Figure content listings.
++++++++++

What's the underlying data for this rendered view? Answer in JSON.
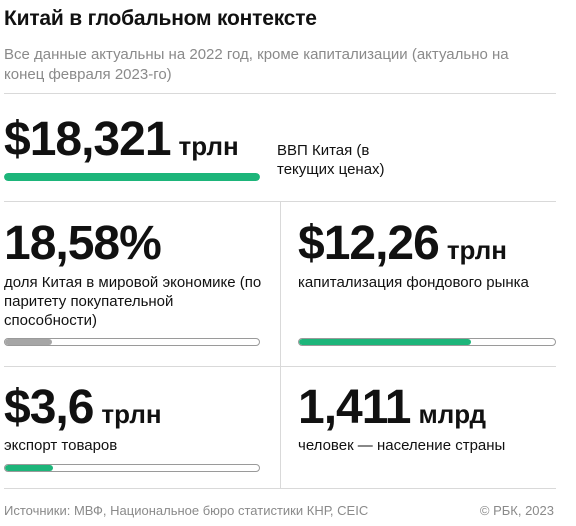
{
  "title": "Китай в глобальном контексте",
  "subtitle": "Все данные актуальны на 2022 год, кроме капитализации (актуально на конец февраля 2023-го)",
  "chart_data": {
    "type": "table",
    "items": [
      {
        "value": "$18,321",
        "unit": "трлн",
        "label": "ВВП Китая (в текущих ценах)",
        "fill": 1.0,
        "color": "#1db57a"
      },
      {
        "value": "18,58%",
        "unit": "",
        "label": "доля Китая в мировой экономике (по паритету покупательной способности)",
        "fill": 0.1858,
        "color": "#a6a6a6"
      },
      {
        "value": "$12,26",
        "unit": "трлн",
        "label": "капитализация фондового рынка",
        "fill": 0.67,
        "color": "#1db57a"
      },
      {
        "value": "$3,6",
        "unit": "трлн",
        "label": "экспорт товаров",
        "fill": 0.19,
        "color": "#1db57a"
      },
      {
        "value": "1,411",
        "unit": "млрд",
        "label": "человек — население страны",
        "fill": null,
        "color": null
      }
    ]
  },
  "footer": {
    "sources": "Источники: МВФ, Национальное бюро статистики КНР, CEIC",
    "copyright": "© РБК, 2023"
  }
}
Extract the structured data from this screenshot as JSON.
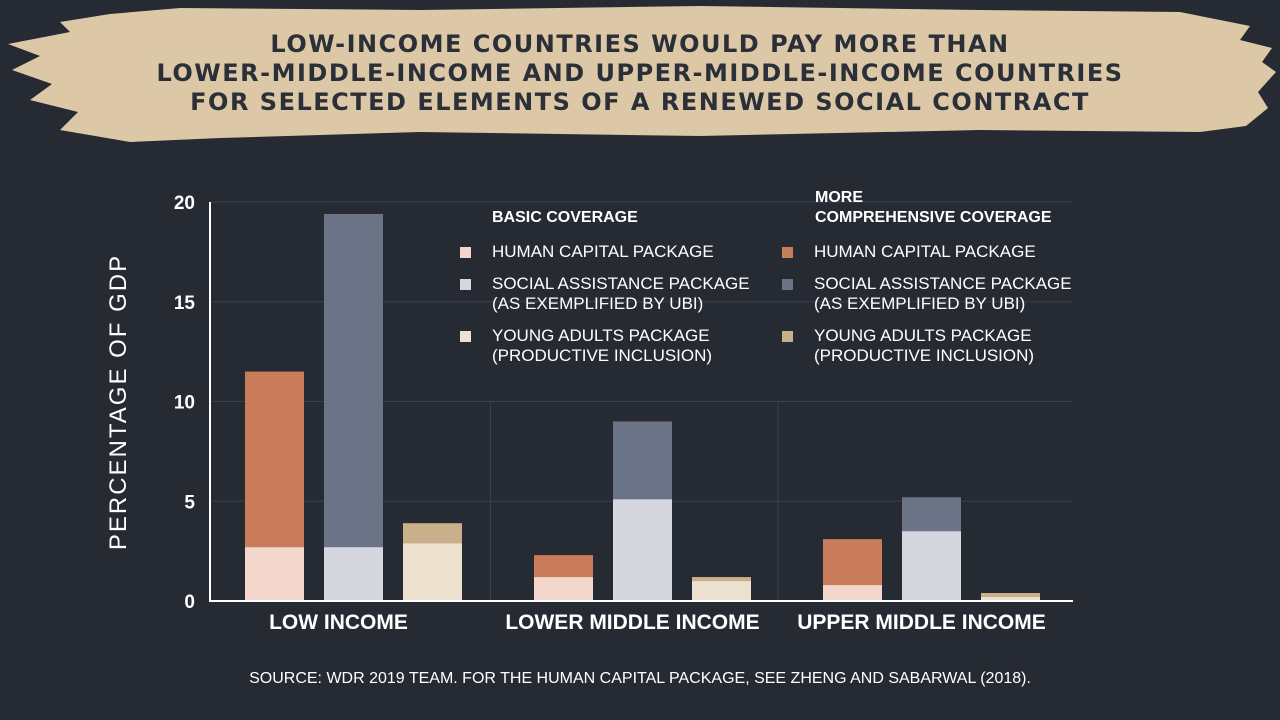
{
  "title_lines": [
    "LOW-INCOME COUNTRIES WOULD PAY MORE THAN",
    "LOWER-MIDDLE-INCOME AND UPPER-MIDDLE-INCOME COUNTRIES",
    "FOR SELECTED ELEMENTS OF A RENEWED SOCIAL CONTRACT"
  ],
  "source": "SOURCE: WDR 2019 TEAM. FOR THE HUMAN CAPITAL PACKAGE, SEE ZHENG AND SABARWAL (2018).",
  "colors": {
    "background": "#262a33",
    "banner": "#dcc8a6",
    "axis": "#ffffff",
    "grid": "#3b404a",
    "human_basic": "#f3d7cc",
    "human_comprehensive": "#c87c5a",
    "social_basic": "#d4d7de",
    "social_comprehensive": "#6a7486",
    "young_basic": "#ece2cf",
    "young_comprehensive": "#c9b08a"
  },
  "chart_data": {
    "type": "bar",
    "ylabel": "PERCENTAGE OF GDP",
    "xlabel": "",
    "ylim": [
      0,
      20
    ],
    "yticks": [
      0,
      5,
      10,
      15,
      20
    ],
    "grid": true,
    "categories": [
      "LOW INCOME",
      "LOWER MIDDLE INCOME",
      "UPPER MIDDLE INCOME"
    ],
    "packages": [
      {
        "key": "human",
        "basic_label": "HUMAN CAPITAL PACKAGE",
        "comprehensive_label": "HUMAN CAPITAL PACKAGE",
        "basic": [
          2.7,
          1.2,
          0.8
        ],
        "comprehensive": [
          11.5,
          2.3,
          3.1
        ]
      },
      {
        "key": "social",
        "basic_label": [
          "SOCIAL ASSISTANCE PACKAGE",
          "(AS EXEMPLIFIED BY UBI)"
        ],
        "comprehensive_label": [
          "SOCIAL ASSISTANCE PACKAGE",
          "(AS EXEMPLIFIED BY UBI)"
        ],
        "basic": [
          2.7,
          5.1,
          3.5
        ],
        "comprehensive": [
          19.4,
          9.0,
          5.2
        ]
      },
      {
        "key": "young",
        "basic_label": [
          "YOUNG ADULTS PACKAGE",
          "(PRODUCTIVE INCLUSION)"
        ],
        "comprehensive_label": [
          "YOUNG ADULTS PACKAGE",
          "(PRODUCTIVE INCLUSION)"
        ],
        "basic": [
          2.9,
          1.0,
          0.2
        ],
        "comprehensive": [
          3.9,
          1.2,
          0.4
        ]
      }
    ],
    "legend": {
      "placement": "top-right",
      "basic_heading": "BASIC COVERAGE",
      "comprehensive_heading": [
        "MORE",
        "COMPREHENSIVE COVERAGE"
      ]
    }
  }
}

++++++++++

Leave out the pictures and copy the rest of the material above exactly.

What's the underlying data for this rendered view? Answer in JSON.
{
  "title": "Китай в глобальном контексте",
  "subtitle": "Все данные актуальны на 2022 год, кроме капитализации (актуально на конец февраля 2023-го)",
  "chart_data": {
    "type": "table",
    "items": [
      {
        "value": "$18,321",
        "unit": "трлн",
        "label": "ВВП Китая (в текущих ценах)",
        "fill": 1.0,
        "color": "#1db57a"
      },
      {
        "value": "18,58%",
        "unit": "",
        "label": "доля Китая в мировой экономике (по паритету покупательной способности)",
        "fill": 0.1858,
        "color": "#a6a6a6"
      },
      {
        "value": "$12,26",
        "unit": "трлн",
        "label": "капитализация фондового рынка",
        "fill": 0.67,
        "color": "#1db57a"
      },
      {
        "value": "$3,6",
        "unit": "трлн",
        "label": "экспорт товаров",
        "fill": 0.19,
        "color": "#1db57a"
      },
      {
        "value": "1,411",
        "unit": "млрд",
        "label": "человек — население страны",
        "fill": null,
        "color": null
      }
    ]
  },
  "footer": {
    "sources": "Источники: МВФ, Национальное бюро статистики КНР, CEIC",
    "copyright": "© РБК, 2023"
  }
}
Extract the structured data from this screenshot as JSON.
{
  "title_lines": [
    "LOW-INCOME COUNTRIES WOULD PAY MORE THAN",
    "LOWER-MIDDLE-INCOME AND UPPER-MIDDLE-INCOME COUNTRIES",
    "FOR SELECTED ELEMENTS OF A RENEWED SOCIAL CONTRACT"
  ],
  "source": "SOURCE: WDR 2019 TEAM. FOR THE HUMAN CAPITAL PACKAGE, SEE ZHENG AND SABARWAL (2018).",
  "colors": {
    "background": "#262a33",
    "banner": "#dcc8a6",
    "axis": "#ffffff",
    "grid": "#3b404a",
    "human_basic": "#f3d7cc",
    "human_comprehensive": "#c87c5a",
    "social_basic": "#d4d7de",
    "social_comprehensive": "#6a7486",
    "young_basic": "#ece2cf",
    "young_comprehensive": "#c9b08a"
  },
  "chart_data": {
    "type": "bar",
    "ylabel": "PERCENTAGE OF GDP",
    "xlabel": "",
    "ylim": [
      0,
      20
    ],
    "yticks": [
      0,
      5,
      10,
      15,
      20
    ],
    "grid": true,
    "categories": [
      "LOW INCOME",
      "LOWER MIDDLE INCOME",
      "UPPER MIDDLE INCOME"
    ],
    "packages": [
      {
        "key": "human",
        "basic_label": "HUMAN CAPITAL PACKAGE",
        "comprehensive_label": "HUMAN CAPITAL PACKAGE",
        "basic": [
          2.7,
          1.2,
          0.8
        ],
        "comprehensive": [
          11.5,
          2.3,
          3.1
        ]
      },
      {
        "key": "social",
        "basic_label": [
          "SOCIAL ASSISTANCE PACKAGE",
          "(AS EXEMPLIFIED BY UBI)"
        ],
        "comprehensive_label": [
          "SOCIAL ASSISTANCE PACKAGE",
          "(AS EXEMPLIFIED BY UBI)"
        ],
        "basic": [
          2.7,
          5.1,
          3.5
        ],
        "comprehensive": [
          19.4,
          9.0,
          5.2
        ]
      },
      {
        "key": "young",
        "basic_label": [
          "YOUNG ADULTS PACKAGE",
          "(PRODUCTIVE INCLUSION)"
        ],
        "comprehensive_label": [
          "YOUNG ADULTS PACKAGE",
          "(PRODUCTIVE INCLUSION)"
        ],
        "basic": [
          2.9,
          1.0,
          0.2
        ],
        "comprehensive": [
          3.9,
          1.2,
          0.4
        ]
      }
    ],
    "legend": {
      "placement": "top-right",
      "basic_heading": "BASIC COVERAGE",
      "comprehensive_heading": [
        "MORE",
        "COMPREHENSIVE COVERAGE"
      ]
    }
  }
}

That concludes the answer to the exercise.